Directions for this task:
Would you extract the whole listing below and retype it exactly?

Stored rows:
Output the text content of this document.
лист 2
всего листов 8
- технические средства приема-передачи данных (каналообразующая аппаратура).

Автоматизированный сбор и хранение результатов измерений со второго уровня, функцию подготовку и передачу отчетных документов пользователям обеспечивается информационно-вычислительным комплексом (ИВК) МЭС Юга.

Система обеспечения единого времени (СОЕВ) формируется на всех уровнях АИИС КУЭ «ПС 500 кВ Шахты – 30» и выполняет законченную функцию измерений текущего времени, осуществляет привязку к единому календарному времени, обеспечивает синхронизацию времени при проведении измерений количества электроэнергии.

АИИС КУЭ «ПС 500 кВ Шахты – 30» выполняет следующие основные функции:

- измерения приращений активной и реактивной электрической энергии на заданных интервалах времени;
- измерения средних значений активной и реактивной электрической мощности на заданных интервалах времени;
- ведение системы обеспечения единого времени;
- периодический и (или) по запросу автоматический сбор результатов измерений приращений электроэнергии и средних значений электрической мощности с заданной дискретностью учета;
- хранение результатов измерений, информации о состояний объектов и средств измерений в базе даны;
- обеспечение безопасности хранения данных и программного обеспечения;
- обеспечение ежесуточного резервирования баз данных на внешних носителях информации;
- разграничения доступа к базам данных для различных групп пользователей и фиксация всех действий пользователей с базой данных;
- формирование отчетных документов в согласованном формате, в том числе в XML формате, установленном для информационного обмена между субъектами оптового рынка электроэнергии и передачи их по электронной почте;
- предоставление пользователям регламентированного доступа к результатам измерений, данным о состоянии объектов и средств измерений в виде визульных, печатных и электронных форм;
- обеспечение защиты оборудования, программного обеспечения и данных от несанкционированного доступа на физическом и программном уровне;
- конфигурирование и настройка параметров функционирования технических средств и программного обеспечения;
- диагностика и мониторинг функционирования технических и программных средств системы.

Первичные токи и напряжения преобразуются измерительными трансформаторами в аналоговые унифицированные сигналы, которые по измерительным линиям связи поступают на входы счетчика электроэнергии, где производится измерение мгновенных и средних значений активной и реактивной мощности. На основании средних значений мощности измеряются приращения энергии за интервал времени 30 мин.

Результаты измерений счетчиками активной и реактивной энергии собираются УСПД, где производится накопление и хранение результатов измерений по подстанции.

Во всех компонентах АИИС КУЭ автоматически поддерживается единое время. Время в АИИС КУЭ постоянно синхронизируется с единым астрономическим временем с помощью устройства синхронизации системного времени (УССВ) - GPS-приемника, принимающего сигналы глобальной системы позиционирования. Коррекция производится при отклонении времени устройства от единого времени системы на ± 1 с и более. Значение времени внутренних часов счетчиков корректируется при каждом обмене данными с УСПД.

Complete answer:
Output the text content of this document.
лист 2
всего листов 8
- технические средства приема-передачи данных (каналообразующая аппаратура).

Автоматизированный сбор и хранение результатов измерений со второго уровня, функцию подготовку и передачу отчетных документов пользователям обеспечивается информационно-вычислительным комплексом (ИВК) МЭС Юга.

Система обеспечения единого времени (СОЕВ) формируется на всех уровнях АИИС КУЭ «ПС 500 кВ Шахты – 30» и выполняет законченную функцию измерений текущего времени, осуществляет привязку к единому календарному времени, обеспечивает синхронизацию времени при проведении измерений количества электроэнергии.

АИИС КУЭ «ПС 500 кВ Шахты – 30» выполняет следующие основные функции:

- измерения приращений активной и реактивной электрической энергии на заданных интервалах времени;
- измерения средних значений активной и реактивной электрической мощности на заданных интервалах времени;
- ведение системы обеспечения единого времени;
- периодический и (или) по запросу автоматический сбор результатов измерений приращений электроэнергии и средних значений электрической мощности с заданной дискретностью учета;
- хранение результатов измерений, информации о состояний объектов и средств измерений в базе даны;
- обеспечение безопасности хранения данных и программного обеспечения;
- обеспечение ежесуточного резервирования баз данных на внешних носителях информации;
- разграничения доступа к базам данных для различных групп пользователей и фиксация всех действий пользователей с базой данных;
- формирование отчетных документов в согласованном формате, в том числе в XML формате, установленном для информационного обмена между субъектами оптового рынка электроэнергии и передачи их по электронной почте;
- предоставление пользователям регламентированного доступа к результатам измерений, данным о состоянии объектов и средств измерений в виде визульных, печатных и электронных форм;
- обеспечение защиты оборудования, программного обеспечения и данных от несанкционированного доступа на физическом и программном уровне;
- конфигурирование и настройка параметров функционирования технических средств и программного обеспечения;
- диагностика и мониторинг функционирования технических и программных средств системы.

Первичные токи и напряжения преобразуются измерительными трансформаторами в аналоговые унифицированные сигналы, которые по измерительным линиям связи поступают на входы счетчика электроэнергии, где производится измерение мгновенных и средних значений активной и реактивной мощности. На основании средних значений мощности измеряются приращения энергии за интервал времени 30 мин.

Результаты измерений счетчиками активной и реактивной энергии собираются УСПД, где производится накопление и хранение результатов измерений по подстанции.

Во всех компонентах АИИС КУЭ автоматически поддерживается единое время. Время в АИИС КУЭ постоянно синхронизируется с единым астрономическим временем с помощью устройства синхронизации системного времени (УССВ) - GPS-приемника, принимающего сигналы глобальной системы позиционирования. Коррекция производится при отклонении времени устройства от единого времени системы на ± 1 с и более. Значение времени внутренних часов счетчиков корректируется при каждом обмене данными с УСПД.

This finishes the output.